_WHAT YOU NEED TO DO_. Examine each line of the data. Copy those that contain the string "системы".

[start of MATERIAL FOR THIS EXERCISE]

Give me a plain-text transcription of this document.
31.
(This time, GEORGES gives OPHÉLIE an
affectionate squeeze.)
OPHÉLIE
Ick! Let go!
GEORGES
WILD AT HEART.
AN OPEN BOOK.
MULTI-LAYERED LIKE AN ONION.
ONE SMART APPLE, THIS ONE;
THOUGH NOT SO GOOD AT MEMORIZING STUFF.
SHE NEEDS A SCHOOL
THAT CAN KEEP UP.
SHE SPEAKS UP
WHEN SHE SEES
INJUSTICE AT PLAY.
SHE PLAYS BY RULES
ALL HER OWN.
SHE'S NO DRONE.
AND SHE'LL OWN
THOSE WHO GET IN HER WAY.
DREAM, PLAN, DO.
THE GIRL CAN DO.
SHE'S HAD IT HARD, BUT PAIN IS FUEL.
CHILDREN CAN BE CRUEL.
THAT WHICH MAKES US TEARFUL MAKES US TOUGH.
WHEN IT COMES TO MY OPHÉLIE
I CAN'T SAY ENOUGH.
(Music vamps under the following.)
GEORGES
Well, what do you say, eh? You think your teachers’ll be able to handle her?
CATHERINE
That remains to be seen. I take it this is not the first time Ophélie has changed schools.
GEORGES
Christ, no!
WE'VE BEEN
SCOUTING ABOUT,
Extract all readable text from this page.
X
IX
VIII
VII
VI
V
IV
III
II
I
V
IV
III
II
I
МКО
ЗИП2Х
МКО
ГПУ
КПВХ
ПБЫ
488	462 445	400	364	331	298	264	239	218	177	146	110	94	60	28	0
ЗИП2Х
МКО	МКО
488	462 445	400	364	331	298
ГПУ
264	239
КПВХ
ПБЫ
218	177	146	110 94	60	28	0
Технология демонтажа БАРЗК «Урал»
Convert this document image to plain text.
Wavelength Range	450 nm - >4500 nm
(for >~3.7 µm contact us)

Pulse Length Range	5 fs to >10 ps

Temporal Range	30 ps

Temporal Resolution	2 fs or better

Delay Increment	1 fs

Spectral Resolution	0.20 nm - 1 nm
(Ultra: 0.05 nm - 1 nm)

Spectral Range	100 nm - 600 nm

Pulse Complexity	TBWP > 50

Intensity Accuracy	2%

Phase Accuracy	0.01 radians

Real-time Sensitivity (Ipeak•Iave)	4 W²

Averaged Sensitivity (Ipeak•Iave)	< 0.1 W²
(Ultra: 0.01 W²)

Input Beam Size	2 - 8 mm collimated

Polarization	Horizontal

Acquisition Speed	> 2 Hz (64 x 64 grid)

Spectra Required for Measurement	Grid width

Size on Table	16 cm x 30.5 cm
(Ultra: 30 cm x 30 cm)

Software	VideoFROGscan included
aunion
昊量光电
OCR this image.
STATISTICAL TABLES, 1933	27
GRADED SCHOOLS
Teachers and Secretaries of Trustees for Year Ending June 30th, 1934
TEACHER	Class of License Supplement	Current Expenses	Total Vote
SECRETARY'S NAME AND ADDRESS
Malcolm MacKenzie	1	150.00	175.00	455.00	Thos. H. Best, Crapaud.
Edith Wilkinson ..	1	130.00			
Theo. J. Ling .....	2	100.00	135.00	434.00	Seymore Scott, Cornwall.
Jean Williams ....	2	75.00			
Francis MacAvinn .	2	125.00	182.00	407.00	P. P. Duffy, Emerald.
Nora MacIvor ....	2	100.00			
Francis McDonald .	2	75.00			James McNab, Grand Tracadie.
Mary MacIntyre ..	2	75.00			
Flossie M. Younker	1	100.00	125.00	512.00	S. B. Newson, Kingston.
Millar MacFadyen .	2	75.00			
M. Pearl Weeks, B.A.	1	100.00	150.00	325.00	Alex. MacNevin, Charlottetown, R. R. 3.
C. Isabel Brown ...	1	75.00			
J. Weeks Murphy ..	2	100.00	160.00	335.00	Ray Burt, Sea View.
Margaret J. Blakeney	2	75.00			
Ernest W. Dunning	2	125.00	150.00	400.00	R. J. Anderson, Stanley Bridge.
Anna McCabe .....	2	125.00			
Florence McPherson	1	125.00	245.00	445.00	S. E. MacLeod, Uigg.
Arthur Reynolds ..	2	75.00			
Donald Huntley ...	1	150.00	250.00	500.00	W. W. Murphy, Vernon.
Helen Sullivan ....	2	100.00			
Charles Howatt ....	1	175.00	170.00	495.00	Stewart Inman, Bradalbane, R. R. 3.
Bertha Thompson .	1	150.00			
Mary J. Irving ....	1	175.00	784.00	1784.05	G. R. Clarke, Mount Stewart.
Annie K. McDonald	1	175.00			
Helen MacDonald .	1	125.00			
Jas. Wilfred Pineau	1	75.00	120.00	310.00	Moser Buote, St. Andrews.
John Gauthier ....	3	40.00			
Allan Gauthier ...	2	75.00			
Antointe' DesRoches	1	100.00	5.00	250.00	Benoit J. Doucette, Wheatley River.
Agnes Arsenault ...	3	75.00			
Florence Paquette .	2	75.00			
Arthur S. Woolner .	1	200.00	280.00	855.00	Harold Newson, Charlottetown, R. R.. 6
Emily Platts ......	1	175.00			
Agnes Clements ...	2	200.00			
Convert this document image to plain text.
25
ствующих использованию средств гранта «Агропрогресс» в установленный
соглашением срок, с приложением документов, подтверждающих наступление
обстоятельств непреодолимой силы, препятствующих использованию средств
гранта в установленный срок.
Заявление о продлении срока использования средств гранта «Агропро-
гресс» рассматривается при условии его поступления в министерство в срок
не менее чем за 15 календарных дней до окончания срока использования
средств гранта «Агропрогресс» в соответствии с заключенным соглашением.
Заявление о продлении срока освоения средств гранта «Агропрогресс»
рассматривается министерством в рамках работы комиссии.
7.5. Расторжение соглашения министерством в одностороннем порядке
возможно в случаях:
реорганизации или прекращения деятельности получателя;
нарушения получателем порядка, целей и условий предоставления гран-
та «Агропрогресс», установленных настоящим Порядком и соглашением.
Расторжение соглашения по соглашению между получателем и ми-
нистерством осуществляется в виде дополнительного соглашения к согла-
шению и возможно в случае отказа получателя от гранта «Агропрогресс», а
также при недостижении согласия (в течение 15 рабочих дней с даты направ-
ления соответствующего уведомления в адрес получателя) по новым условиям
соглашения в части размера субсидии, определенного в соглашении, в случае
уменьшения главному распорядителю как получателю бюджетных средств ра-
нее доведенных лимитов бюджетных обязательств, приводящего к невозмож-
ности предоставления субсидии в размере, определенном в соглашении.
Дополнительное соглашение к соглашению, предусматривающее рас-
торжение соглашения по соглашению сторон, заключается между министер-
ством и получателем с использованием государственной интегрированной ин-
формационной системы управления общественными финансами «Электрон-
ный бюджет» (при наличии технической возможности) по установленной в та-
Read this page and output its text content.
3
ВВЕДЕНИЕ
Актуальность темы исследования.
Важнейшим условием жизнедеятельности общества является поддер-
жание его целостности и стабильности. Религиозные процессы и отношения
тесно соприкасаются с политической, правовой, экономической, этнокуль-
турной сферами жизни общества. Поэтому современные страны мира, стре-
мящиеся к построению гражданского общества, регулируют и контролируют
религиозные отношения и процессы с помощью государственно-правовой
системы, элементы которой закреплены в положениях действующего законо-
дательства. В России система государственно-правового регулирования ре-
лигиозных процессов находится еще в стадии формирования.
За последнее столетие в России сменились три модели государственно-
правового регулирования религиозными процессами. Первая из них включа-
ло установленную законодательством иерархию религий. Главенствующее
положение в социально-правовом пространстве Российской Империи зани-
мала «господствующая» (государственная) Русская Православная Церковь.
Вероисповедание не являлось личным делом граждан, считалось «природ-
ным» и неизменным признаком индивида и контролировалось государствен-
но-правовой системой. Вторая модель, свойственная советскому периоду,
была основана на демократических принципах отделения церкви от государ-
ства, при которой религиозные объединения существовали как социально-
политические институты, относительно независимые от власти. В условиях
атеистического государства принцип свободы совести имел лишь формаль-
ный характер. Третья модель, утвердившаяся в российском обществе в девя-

[end of MATERIAL FOR THIS EXERCISE]

_SOLUTION TO THIS EXERCISE_.
формационной системы управления общественными финансами «Электрон-
системы, элементы которой закреплены в положениях действующего законо-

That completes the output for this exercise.